↓

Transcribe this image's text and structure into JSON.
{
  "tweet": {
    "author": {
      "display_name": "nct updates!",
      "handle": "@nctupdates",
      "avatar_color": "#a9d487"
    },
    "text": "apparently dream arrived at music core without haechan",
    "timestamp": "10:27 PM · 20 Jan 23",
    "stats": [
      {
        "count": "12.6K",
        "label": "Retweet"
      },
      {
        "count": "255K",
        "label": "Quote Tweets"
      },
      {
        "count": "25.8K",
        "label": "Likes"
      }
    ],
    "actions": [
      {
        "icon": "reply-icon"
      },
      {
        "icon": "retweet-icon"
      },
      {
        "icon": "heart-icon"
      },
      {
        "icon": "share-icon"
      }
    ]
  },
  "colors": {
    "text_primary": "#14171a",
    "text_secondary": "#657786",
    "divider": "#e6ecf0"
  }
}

↑

## Directions for this task
Reproduce every line of the material above exactly.

## Answer to this problem
Transcribe this image's text and structure into JSON.
{
  "tweet": {
    "author": {
      "display_name": "nct updates!",
      "handle": "@nctupdates",
      "avatar_color": "#a9d487"
    },
    "text": "apparently dream arrived at music core without haechan",
    "timestamp": "10:27 PM · 20 Jan 23",
    "stats": [
      {
        "count": "12.6K",
        "label": "Retweet"
      },
      {
        "count": "255K",
        "label": "Quote Tweets"
      },
      {
        "count": "25.8K",
        "label": "Likes"
      }
    ],
    "actions": [
      {
        "icon": "reply-icon"
      },
      {
        "icon": "retweet-icon"
      },
      {
        "icon": "heart-icon"
      },
      {
        "icon": "share-icon"
      }
    ]
  },
  "colors": {
    "text_primary": "#14171a",
    "text_secondary": "#657786",
    "divider": "#e6ecf0"
  }
}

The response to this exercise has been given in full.